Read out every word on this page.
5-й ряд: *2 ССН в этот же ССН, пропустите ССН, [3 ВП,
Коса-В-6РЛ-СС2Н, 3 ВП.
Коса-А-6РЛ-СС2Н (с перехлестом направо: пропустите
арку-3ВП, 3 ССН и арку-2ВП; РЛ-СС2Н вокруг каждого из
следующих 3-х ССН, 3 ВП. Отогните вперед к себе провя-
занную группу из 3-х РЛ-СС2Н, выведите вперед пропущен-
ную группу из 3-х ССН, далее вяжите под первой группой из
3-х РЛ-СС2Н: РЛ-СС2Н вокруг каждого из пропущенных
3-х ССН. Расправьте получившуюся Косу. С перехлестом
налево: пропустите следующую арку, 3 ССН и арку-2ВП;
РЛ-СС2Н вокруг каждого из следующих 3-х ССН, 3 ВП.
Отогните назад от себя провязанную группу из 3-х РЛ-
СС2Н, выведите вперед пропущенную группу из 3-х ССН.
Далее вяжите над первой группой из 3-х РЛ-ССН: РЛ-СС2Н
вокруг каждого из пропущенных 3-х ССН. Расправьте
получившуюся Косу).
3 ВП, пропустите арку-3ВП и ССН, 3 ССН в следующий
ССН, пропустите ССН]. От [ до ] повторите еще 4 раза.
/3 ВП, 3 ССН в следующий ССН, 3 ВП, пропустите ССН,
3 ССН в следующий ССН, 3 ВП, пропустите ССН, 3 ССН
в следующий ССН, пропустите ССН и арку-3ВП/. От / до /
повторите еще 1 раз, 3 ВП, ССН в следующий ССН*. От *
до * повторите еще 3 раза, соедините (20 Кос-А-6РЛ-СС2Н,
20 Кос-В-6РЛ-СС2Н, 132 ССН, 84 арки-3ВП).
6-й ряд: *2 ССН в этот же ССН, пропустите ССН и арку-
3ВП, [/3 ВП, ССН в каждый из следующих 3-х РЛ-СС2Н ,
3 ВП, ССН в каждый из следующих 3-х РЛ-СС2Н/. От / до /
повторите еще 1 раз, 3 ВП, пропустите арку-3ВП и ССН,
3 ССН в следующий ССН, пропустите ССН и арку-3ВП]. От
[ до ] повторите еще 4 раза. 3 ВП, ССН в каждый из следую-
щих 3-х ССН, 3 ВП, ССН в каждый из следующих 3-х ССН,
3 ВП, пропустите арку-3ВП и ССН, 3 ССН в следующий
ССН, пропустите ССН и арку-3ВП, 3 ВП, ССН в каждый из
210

BRIEF.
Once more, set down the full listing, verbatim.

SOLUTION TO THE PROBLEM.
Read out every word on this page.
5-й ряд: *2 ССН в этот же ССН, пропустите ССН, [3 ВП,
Коса-В-6РЛ-СС2Н, 3 ВП.
Коса-А-6РЛ-СС2Н (с перехлестом направо: пропустите
арку-3ВП, 3 ССН и арку-2ВП; РЛ-СС2Н вокруг каждого из
следующих 3-х ССН, 3 ВП. Отогните вперед к себе провя-
занную группу из 3-х РЛ-СС2Н, выведите вперед пропущен-
ную группу из 3-х ССН, далее вяжите под первой группой из
3-х РЛ-СС2Н: РЛ-СС2Н вокруг каждого из пропущенных
3-х ССН. Расправьте получившуюся Косу. С перехлестом
налево: пропустите следующую арку, 3 ССН и арку-2ВП;
РЛ-СС2Н вокруг каждого из следующих 3-х ССН, 3 ВП.
Отогните назад от себя провязанную группу из 3-х РЛ-
СС2Н, выведите вперед пропущенную группу из 3-х ССН.
Далее вяжите над первой группой из 3-х РЛ-ССН: РЛ-СС2Н
вокруг каждого из пропущенных 3-х ССН. Расправьте
получившуюся Косу).
3 ВП, пропустите арку-3ВП и ССН, 3 ССН в следующий
ССН, пропустите ССН]. От [ до ] повторите еще 4 раза.
/3 ВП, 3 ССН в следующий ССН, 3 ВП, пропустите ССН,
3 ССН в следующий ССН, 3 ВП, пропустите ССН, 3 ССН
в следующий ССН, пропустите ССН и арку-3ВП/. От / до /
повторите еще 1 раз, 3 ВП, ССН в следующий ССН*. От *
до * повторите еще 3 раза, соедините (20 Кос-А-6РЛ-СС2Н,
20 Кос-В-6РЛ-СС2Н, 132 ССН, 84 арки-3ВП).
6-й ряд: *2 ССН в этот же ССН, пропустите ССН и арку-
3ВП, [/3 ВП, ССН в каждый из следующих 3-х РЛ-СС2Н ,
3 ВП, ССН в каждый из следующих 3-х РЛ-СС2Н/. От / до /
повторите еще 1 раз, 3 ВП, пропустите арку-3ВП и ССН,
3 ССН в следующий ССН, пропустите ССН и арку-3ВП]. От
[ до ] повторите еще 4 раза. 3 ВП, ССН в каждый из следую-
щих 3-х ССН, 3 ВП, ССН в каждый из следующих 3-х ССН,
3 ВП, пропустите арку-3ВП и ССН, 3 ССН в следующий
ССН, пропустите ССН и арку-3ВП, 3 ВП, ССН в каждый из
210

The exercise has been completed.